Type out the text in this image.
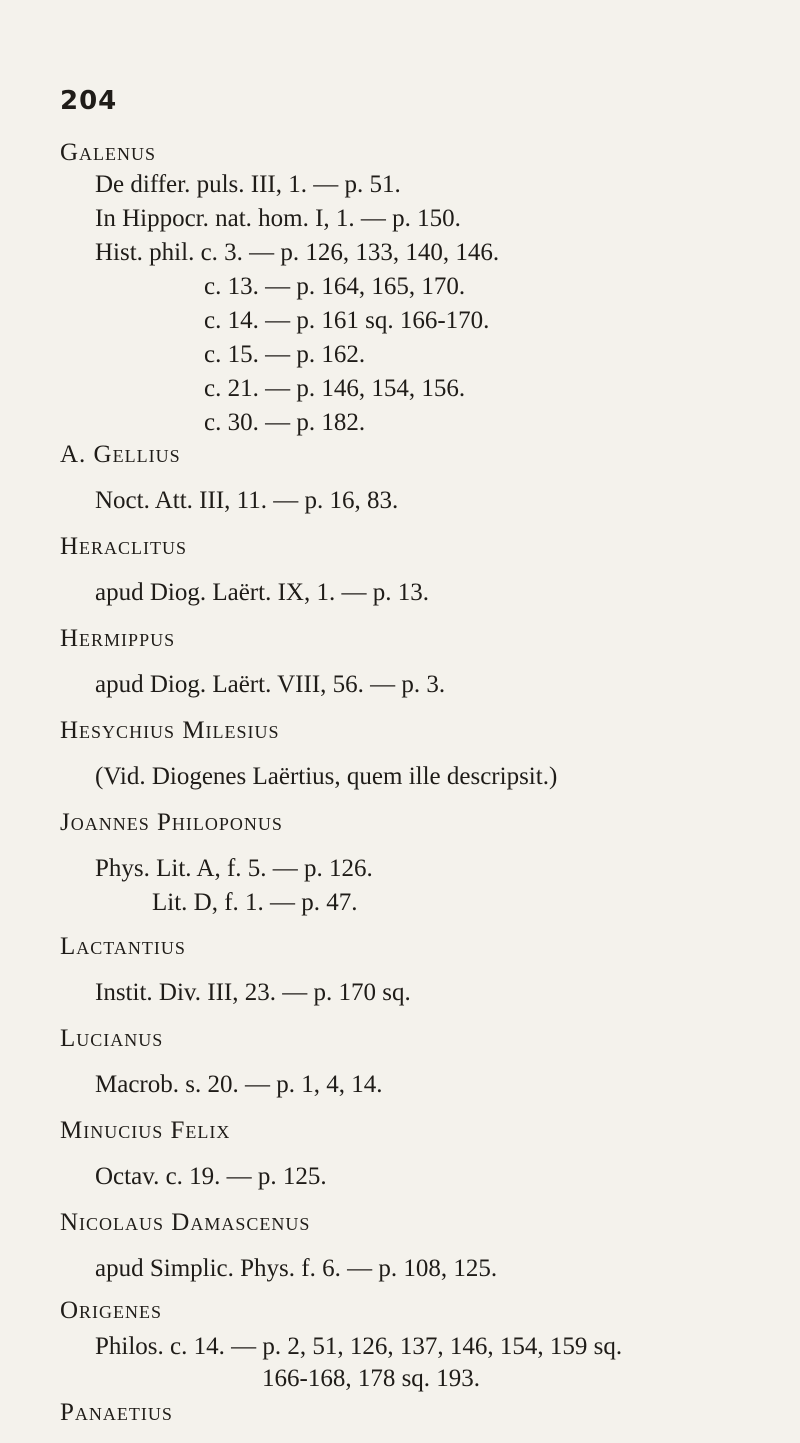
204
Galenus
De differ. puls. III, 1. — p. 51.
In Hippocr. nat. hom. I, 1. — p. 150.
Hist. phil. c. 3. — p. 126, 133, 140, 146.
c. 13. — p. 164, 165, 170.
c. 14. — p. 161 sq. 166-170.
c. 15. — p. 162.
c. 21. — p. 146, 154, 156.
c. 30. — p. 182.
A. Gellius
Noct. Att. III, 11. — p. 16, 83.
Heraclitus
apud Diog. Laërt. IX, 1. — p. 13.
Hermippus
apud Diog. Laërt. VIII, 56. — p. 3.
Hesychius Milesius
(Vid. Diogenes Laërtius, quem ille descripsit.)
Joannes Philoponus
Phys. Lit. A, f. 5. — p. 126.
Lit. D, f. 1. — p. 47.
Lactantius
Instit. Div. III, 23. — p. 170 sq.
Lucianus
Macrob. s. 20. — p. 1, 4, 14.
Minucius Felix
Octav. c. 19. — p. 125.
Nicolaus Damascenus
apud Simplic. Phys. f. 6. — p. 108, 125.
Origenes
Philos. c. 14. — p. 2, 51, 126, 137, 146, 154, 159 sq.
166-168, 178 sq. 193.
Panaetius
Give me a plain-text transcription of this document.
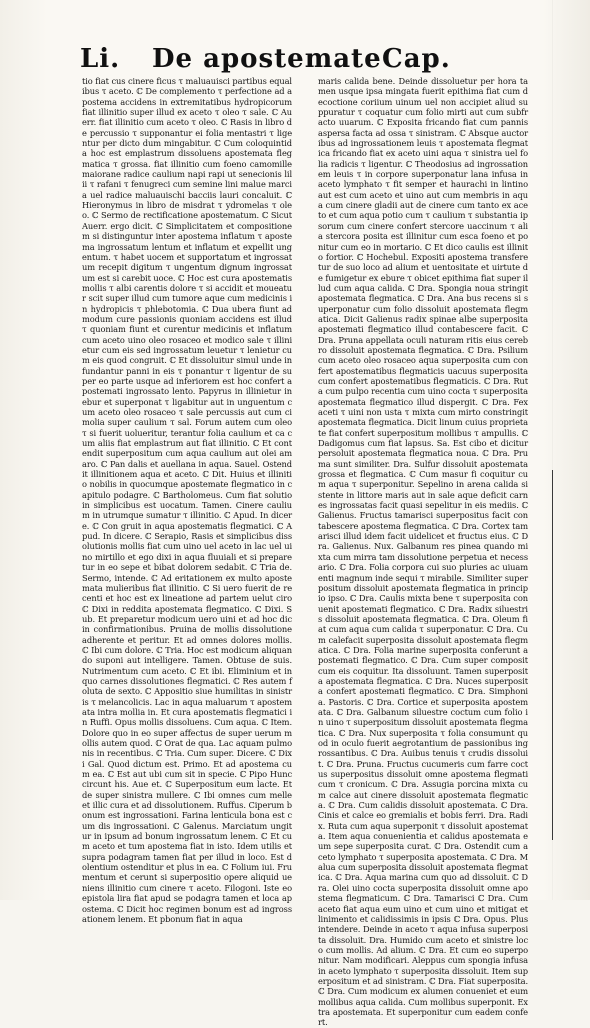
Li. De apostemate Cap.
tio fiat cus cinere ficus τ maluauisci partibus equalibus τ aceto. ℂ De complemento τ perfectione ad apostema accidens in extremitatibus hydropicorum fiat illinitio super illud ex aceto τ oleo τ sale. ℂ Auerr. fiat illinitio cum aceto τ oleo. ℂ Rasis in libro de percussio τ supponantur ei folia mentastri τ ligentur per dicto dum mingabitur. ℂ Cum coloquintida hoc est emplastrum dissoluens apostemata flegmatica τ grossa. fiat illinitio cum foeno camomille maiorane radice caulium napi rapi ut senecionis lilii τ rafani τ fenugreci cum semine lini malue marcia uel radice maluauischi bacciis lauri concaluit. ℂ Hieronymus in libro de misdrat τ ydromelas τ oleo. ℂ Sermo de rectificatione apostematum. ℂ Sicut Auerr. ergo dicit. ℂ Simplicitatem et compositionem si distinguntur inter apostema inflatum τ apostema ingrossatum lentum et inflatum et expellit ungentum. τ habet uocem et supportatum et ingrossatum recepit digitum τ ungentum dignum ingrossatum est si carebit uoce. ℂ Hoc est cura apostematis mollis τ albi carentis dolore τ si accidit et moueatur scit super illud cum tumore aque cum medicinis in hydropicis τ phlebotomia. ℂ Dua ubera fiunt ad modum cure passionis quoniam accidens est illud τ quoniam fiunt et curentur medicinis et inflatum cum aceto uino oleo rosaceo et modico sale τ illinietur cum eis sed ingrossatum leuetur τ lenietur cum eis quod congruit. ℂ Et dissoluitur simul unde infundantur panni in eis τ ponantur τ ligentur de super eo parte usque ad inferiorem est hoc confert apostemati ingrossato lento. Papyrus in illinietur in ebur et superponat τ ligabitur aut in unguentum cum aceto oleo rosaceo τ sale percussis aut cum cimolia super caulium τ sal. Forum autem cum oleo τ si fuerit uolueritur, terantur folia caulium et ca cum aliis fiat emplastrum aut fiat illinitio. ℂ Et contendit superpositum cum aqua caulium aut olei amaro. ℂ Pan dalis et auellana in aqua. Sauel. Ostendit illinitionem aqua et aceto. ℂ Dit. Huius et illinitio nobilis in quocumque apostemate flegmatico in capitulo podagre. ℂ Bartholomeus. Cum fiat solutio in simplicibus est uocatum. Tamen. Cinere caulium in utrumque sumatur τ illinitio. ℂ Apud. In dicere. ℂ Con gruit in aqua apostematis flegmatici. ℂ Apud. In dicere. ℂ Serapio, Rasis et simplicibus dissolutionis mollis fiat cum uino uel aceto in lac uel uino mirtillo et ego dixi in aqua fluuiali et si preparetur in eo sepe et bibat dolorem sedabit. ℂ Tria de. Sermo, intende. ℂ Ad eritationem ex multo apostemata mulieribus fiat illinitio. ℂ Si uero fuerit de recenti et hoc est ex lineatione ad partem uelut ciro ℂ Dixi in reddita apostemata flegmatico. ℂ Dixi. Sub. Et preparetur modicum uero uini et ad hoc dic in confirmationibus. Pruina de mollis dissolutione adherente et peritur. Et ad omnes dolores mollis. ℂ Ibi cum dolore. ℂ Tria. Hoc est modicum aliquando suponi aut intelligere. Tamen. Obtuse de suis. Nutrimentum cum aceto. ℂ Et ibi. Eliminium et in quo carnes dissolutiones flegmatici. ℂ Res autem foluta de sexto. ℂ Appositio siue humilitas in sinistris τ melancolicis. Lac in aqua maluarum τ apostemata intra mollia in. Et cura apostematis flegmatici in Ruffi. Opus mollis dissoluens. Cum aqua. ℂ Item. Dolore quo in eo super affectus de super uerum mollis autem quod. ℂ Orat de qua. Lac aquam pulmonis in recentibus. ℂ Tria. Cum super. Dicere. ℂ Dixi Gal. Quod dictum est. Primo. Et ad apostema cum ea. ℂ Est aut ubi cum sit in specie. ℂ Pipo Hunc circunt his. Aue et. ℂ Superpositum eum lacte. Et de super sinistra mullere. ℂ Ibi omnes cum melle et illic cura et ad dissolutionem. Ruffus. Ciperum bonum est ingrossationi. Farina lenticula bona est cum dis ingrossationi. ℂ Galenus. Marciatum ungitur in ipsum ad bonum ingrossatum lenem. ℂ Et cum aceto et tum apostema fiat in isto. Idem utilis et supra podagram tamen fiat per illud in loco. Est dolentium ostenditur et plus in ea. ℂ Folium iui. Frumentum et cerunt si superpositio opere aliquid ueniens illinitio cum cinere τ aceto. Filogoni. Iste eo epistola lira fiat apud se podagra tamen et loca apostema. ℂ Dicit hoc regimen bonum est ad ingrossationem lenem. Et pbonum fiat in aqua
maris calida bene. Deinde dissoluetur per hora tamen usque ipsa mingata fuerit epithima fiat cum decoctione coriium uinum uel non accipiet aliud suppuratur τ coquatur cum folio mirti aut cum subfracto uuarum. ℂ Exposita fricando fiat cum pannis aspersa facta ad ossa τ sinistram. ℂ Absque auctoribus ad ingrossationem leuis τ apostemata flegmatica fricando fiat ex aceto uini aqua τ sinistra uel folia radicis τ ligentur. ℂ Theodosius ad ingrossationem leuis τ in corpore superponatur lana infusa in aceto lymphato τ fit semper et haurachi in lintino aut est cum aceto et uino aut cum membris in aqua cum cinere gladii aut de cinere cum tanto ex aceto et cum aqua potio cum τ caulium τ substantia ipsorum cum cinere confert stercore uaccinum τ alia stercora posita est illinitur cum esca foeno et ponitur cum eo in mortario. ℂ Et dico caulis est illinito fortior. ℂ Hochebul. Expositi apostema transferetur de suo loco ad alium et uentositate et uirtute de fumigetur ex ebure τ obicet epithima fiat super illud cum aqua calida. ℂ Dra. Spongia noua stringit apostemata flegmatica. ℂ Dra. Ana bus recens si superponatur cum folio dissoluit apostemata flegmatica. Dicit Galienus radix spinae albe superposita apostemati flegmatico illud contabescere facit. ℂ Dra. Pruna appellata oculi naturam ritis eius cerebro dissoluit apostemata flegmatica. ℂ Dra. Psilium cum aceto oleo rosaceo aqua superposita cum confert apostematibus flegmaticis uacuus superposita cum confert apostematibus flegmaticis. ℂ Dra. Ruta cum pulpo recentia cum uino cocta τ superposita apostemata flegmatico illud dispergit. ℂ Dra. Fex aceti τ uini non usta τ mixta cum mirto constringit apostemata flegmatica. Dicit linum cuius proprietate fiat confert superpositum mollibus τ ampullis. ℂ Dadigomus cum fiat lapsus. Sa. Est cibo et dicitur persoluit apostemata flegmatica noua. ℂ Dra. Pruma sunt similiter. Dra. Sulfur dissoluit apostemata grossa et flegmatica. ℂ Cum masur fi coquitur cum aqua τ superponitur. Sepelino in arena calida sistente in littore maris aut in sale aque deficit carnes ingrossatas facit quasi sepelitur in eis mediis. ℂ Galienus. Fructus tamarisci superpositus facit contabescere apostema flegmatica. ℂ Dra. Cortex tamarisci illud idem facit uidelicet et fructus eius. ℂ Dra. Galienus. Nux. Galbanum res pinea quando mixta cum mirra tam dissolutione perpetua et necessario. ℂ Dra. Folia corpora cui suo pluries ac uiuamenti magnum inde sequi τ mirabile. Similiter superpositum dissoluit apostemata flegmatica in principio ipso. ℂ Dra. Caulis mixta bene τ superposita conuenit apostemati flegmatico. ℂ Dra. Radix siluestris dissoluit apostemata flegmatica. ℂ Dra. Oleum fiat cum aqua cum calida τ superponatur. ℂ Dra. Cum calefacit superposita dissoluit apostemata flegmatica. ℂ Dra. Folia marine superposita conferunt apostemati flegmatico. ℂ Dra. Cum super composit cum eis coquitur. Ita dissoluunt. Tamen superposita apostemata flegmatica. ℂ Dra. Nuces superposita confert apostemati flegmatico. ℂ Dra. Simphonia. Pastoris. ℂ Dra. Cortice et superposita apostemata. ℂ Dra. Galbanum siluestre coctum cum folio in uino τ superpositum dissoluit apostemata flegmatica. ℂ Dra. Nux superposita τ folia consumunt quod in oculo fuerit aegrotantium de passionibus ingrossantibus. ℂ Dra. Auibus tenuis τ crudis dissoluit. ℂ Dra. Pruna. Fructus cucumeris cum farre coctus superpositus dissoluit omne apostema flegmaticum τ cronicum. ℂ Dra. Assugia porcina mixta cum calce aut cinere dissoluit apostemata flegmatica. ℂ Dra. Cum calidis dissoluit apostemata. ℂ Dra. Cinis et calce eo gremialis et bobis ferri. Dra. Radix. Ruta cum aqua superponit τ dissoluit apostemata. Item aqua conuenientia et calidus apostemata eum sepe superposita curat. ℂ Dra. Ostendit cum aceto lymphato τ superposita apostemata. ℂ Dra. Malua cum superposita dissoluit apostemata flegmatica. ℂ Dra. Aqua marina cum quo ad dissoluit. ℂ Dra. Olei uino cocta superposita dissoluit omne apostema flegmaticum. ℂ Dra. Tamarisci ℂ Dra. Cum aceto fiat aqua eum uino et cum uino et mitigat et linimento et calidissimis in ipsis ℂ Dra. Opus. Plus intendere. Deinde in aceto τ aqua infusa superposita dissoluit. Dra. Humido cum aceto et sinistre loco cum mollis. Ad alium. ℂ Dra. Et cum eo superponitur. Nam modificari. Aleppus cum spongia infusa in aceto lymphato τ superposita dissoluit. Item superpositum et ad sinistram. ℂ Dra. Fiat superposita. ℂ Dra. Cum modicum ex alumen conueniet et eum mollibus aqua calida. Cum mollibus superponit. Extra apostemata. Et superponitur cum eadem confert.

▸ **To do**: Extract each line from the entries above that contains the string "this".

▸ **Response**:
Type out the text in this image.
Give me a plain-text transcription of this document.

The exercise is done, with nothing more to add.